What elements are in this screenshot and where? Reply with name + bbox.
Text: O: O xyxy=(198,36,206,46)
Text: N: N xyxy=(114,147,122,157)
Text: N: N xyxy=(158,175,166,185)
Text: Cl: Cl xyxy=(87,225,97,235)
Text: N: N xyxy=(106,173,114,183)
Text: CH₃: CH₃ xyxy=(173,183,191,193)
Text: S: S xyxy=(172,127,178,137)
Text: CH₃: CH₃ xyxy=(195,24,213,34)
=======
Switch "Reply" to "Respond" in every row above, and write out all the rows again with nothing else changed.

What elements are in this screenshot and where? Respond with name + bbox.
Text: O: O xyxy=(198,36,206,46)
Text: N: N xyxy=(114,147,122,157)
Text: N: N xyxy=(158,175,166,185)
Text: Cl: Cl xyxy=(87,225,97,235)
Text: N: N xyxy=(106,173,114,183)
Text: CH₃: CH₃ xyxy=(173,183,191,193)
Text: S: S xyxy=(172,127,178,137)
Text: CH₃: CH₃ xyxy=(195,24,213,34)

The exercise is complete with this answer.